*The problem*.
Transcribe each line of the records below exactly, excluding any embedded images.

Recorded data:
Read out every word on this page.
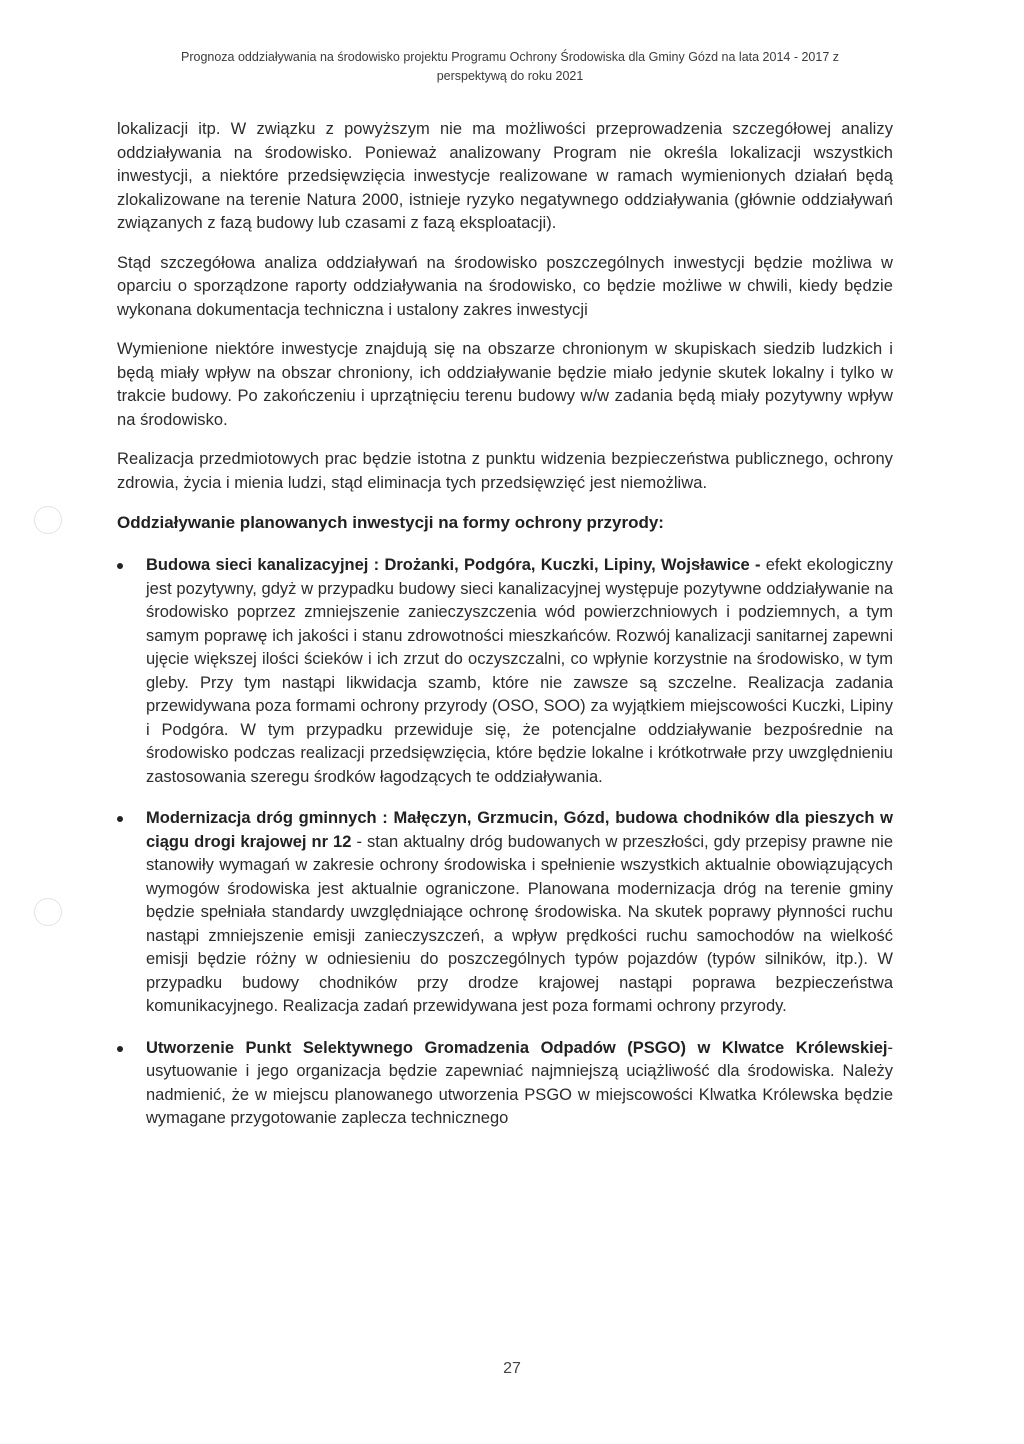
Prognoza oddziaływania na środowisko projektu Programu Ochrony Środowiska dla Gminy Gózd na lata 2014 - 2017 z
perspektywą do roku 2021

lokalizacji itp. W związku z powyższym nie ma możliwości przeprowadzenia szczegółowej analizy oddziaływania na środowisko. Ponieważ analizowany Program nie określa lokalizacji wszystkich inwestycji, a niektóre przedsięwzięcia inwestycje realizowane w ramach wymienionych działań będą zlokalizowane na terenie Natura 2000, istnieje ryzyko negatywnego oddziaływania (głównie oddziaływań związanych z fazą budowy lub czasami z fazą eksploatacji).

Stąd szczegółowa analiza oddziaływań na środowisko poszczególnych inwestycji będzie możliwa w oparciu o sporządzone raporty oddziaływania na środowisko, co będzie możliwe w chwili, kiedy będzie wykonana dokumentacja techniczna i ustalony zakres inwestycji

Wymienione niektóre inwestycje znajdują się na obszarze chronionym w skupiskach siedzib ludzkich i będą miały wpływ na obszar chroniony, ich oddziaływanie będzie miało jedynie skutek lokalny i tylko w trakcie budowy. Po zakończeniu i uprzątnięciu terenu budowy w/w zadania będą miały pozytywny wpływ na środowisko.

Realizacja przedmiotowych prac będzie istotna z punktu widzenia bezpieczeństwa publicznego, ochrony zdrowia, życia i mienia ludzi, stąd eliminacja tych przedsięwzięć jest niemożliwa.

Oddziaływanie planowanych inwestycji na formy ochrony przyrody:
Budowa sieci kanalizacyjnej : Drożanki, Podgóra, Kuczki, Lipiny, Wojsławice - efekt ekologiczny jest pozytywny, gdyż w przypadku budowy sieci kanalizacyjnej występuje pozytywne oddziaływanie na środowisko poprzez zmniejszenie zanieczyszczenia wód powierzchniowych i podziemnych, a tym samym poprawę ich jakości i stanu zdrowotności mieszkańców. Rozwój kanalizacji sanitarnej zapewni ujęcie większej ilości ścieków i ich zrzut do oczyszczalni, co wpłynie korzystnie na środowisko, w tym gleby. Przy tym nastąpi likwidacja szamb, które nie zawsze są szczelne. Realizacja zadania przewidywana poza formami ochrony przyrody (OSO, SOO) za wyjątkiem miejscowości Kuczki, Lipiny i Podgóra. W tym przypadku przewiduje się, że potencjalne oddziaływanie bezpośrednie na środowisko podczas realizacji przedsięwzięcia, które będzie lokalne i krótkotrwałe przy uwzględnieniu zastosowania szeregu środków łagodzących te oddziaływania.
Modernizacja dróg gminnych : Małęczyn, Grzmucin, Gózd, budowa chodników dla pieszych w ciągu drogi krajowej nr 12 - stan aktualny dróg budowanych w przeszłości, gdy przepisy prawne nie stanowiły wymagań w zakresie ochrony środowiska i spełnienie wszystkich aktualnie obowiązujących wymogów środowiska jest aktualnie ograniczone. Planowana modernizacja dróg na terenie gminy będzie spełniała standardy uwzględniające ochronę środowiska. Na skutek poprawy płynności ruchu nastąpi zmniejszenie emisji zanieczyszczeń, a wpływ prędkości ruchu samochodów na wielkość emisji będzie różny w odniesieniu do poszczególnych typów pojazdów (typów silników, itp.). W przypadku budowy chodników przy drodze krajowej nastąpi poprawa bezpieczeństwa komunikacyjnego. Realizacja zadań przewidywana jest poza formami ochrony przyrody.
Utworzenie Punkt Selektywnego Gromadzenia Odpadów (PSGO) w Klwatce Królewskiej- usytuowanie i jego organizacja będzie zapewniać najmniejszą uciążliwość dla środowiska. Należy nadmienić, że w miejscu planowanego utworzenia PSGO w miejscowości Klwatka Królewska będzie wymagane przygotowanie zaplecza technicznego
27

*Exercise response*.
Read out every word on this page.
Prognoza oddziaływania na środowisko projektu Programu Ochrony Środowiska dla Gminy Gózd na lata 2014 - 2017 z
perspektywą do roku 2021

lokalizacji itp. W związku z powyższym nie ma możliwości przeprowadzenia szczegółowej analizy oddziaływania na środowisko. Ponieważ analizowany Program nie określa lokalizacji wszystkich inwestycji, a niektóre przedsięwzięcia inwestycje realizowane w ramach wymienionych działań będą zlokalizowane na terenie Natura 2000, istnieje ryzyko negatywnego oddziaływania (głównie oddziaływań związanych z fazą budowy lub czasami z fazą eksploatacji).

Stąd szczegółowa analiza oddziaływań na środowisko poszczególnych inwestycji będzie możliwa w oparciu o sporządzone raporty oddziaływania na środowisko, co będzie możliwe w chwili, kiedy będzie wykonana dokumentacja techniczna i ustalony zakres inwestycji

Wymienione niektóre inwestycje znajdują się na obszarze chronionym w skupiskach siedzib ludzkich i będą miały wpływ na obszar chroniony, ich oddziaływanie będzie miało jedynie skutek lokalny i tylko w trakcie budowy. Po zakończeniu i uprzątnięciu terenu budowy w/w zadania będą miały pozytywny wpływ na środowisko.

Realizacja przedmiotowych prac będzie istotna z punktu widzenia bezpieczeństwa publicznego, ochrony zdrowia, życia i mienia ludzi, stąd eliminacja tych przedsięwzięć jest niemożliwa.

Oddziaływanie planowanych inwestycji na formy ochrony przyrody:
Budowa sieci kanalizacyjnej : Drożanki, Podgóra, Kuczki, Lipiny, Wojsławice - efekt ekologiczny jest pozytywny, gdyż w przypadku budowy sieci kanalizacyjnej występuje pozytywne oddziaływanie na środowisko poprzez zmniejszenie zanieczyszczenia wód powierzchniowych i podziemnych, a tym samym poprawę ich jakości i stanu zdrowotności mieszkańców. Rozwój kanalizacji sanitarnej zapewni ujęcie większej ilości ścieków i ich zrzut do oczyszczalni, co wpłynie korzystnie na środowisko, w tym gleby. Przy tym nastąpi likwidacja szamb, które nie zawsze są szczelne. Realizacja zadania przewidywana poza formami ochrony przyrody (OSO, SOO) za wyjątkiem miejscowości Kuczki, Lipiny i Podgóra. W tym przypadku przewiduje się, że potencjalne oddziaływanie bezpośrednie na środowisko podczas realizacji przedsięwzięcia, które będzie lokalne i krótkotrwałe przy uwzględnieniu zastosowania szeregu środków łagodzących te oddziaływania.
Modernizacja dróg gminnych : Małęczyn, Grzmucin, Gózd, budowa chodników dla pieszych w ciągu drogi krajowej nr 12 - stan aktualny dróg budowanych w przeszłości, gdy przepisy prawne nie stanowiły wymagań w zakresie ochrony środowiska i spełnienie wszystkich aktualnie obowiązujących wymogów środowiska jest aktualnie ograniczone. Planowana modernizacja dróg na terenie gminy będzie spełniała standardy uwzględniające ochronę środowiska. Na skutek poprawy płynności ruchu nastąpi zmniejszenie emisji zanieczyszczeń, a wpływ prędkości ruchu samochodów na wielkość emisji będzie różny w odniesieniu do poszczególnych typów pojazdów (typów silników, itp.). W przypadku budowy chodników przy drodze krajowej nastąpi poprawa bezpieczeństwa komunikacyjnego. Realizacja zadań przewidywana jest poza formami ochrony przyrody.
Utworzenie Punkt Selektywnego Gromadzenia Odpadów (PSGO) w Klwatce Królewskiej- usytuowanie i jego organizacja będzie zapewniać najmniejszą uciążliwość dla środowiska. Należy nadmienić, że w miejscu planowanego utworzenia PSGO w miejscowości Klwatka Królewska będzie wymagane przygotowanie zaplecza technicznego
27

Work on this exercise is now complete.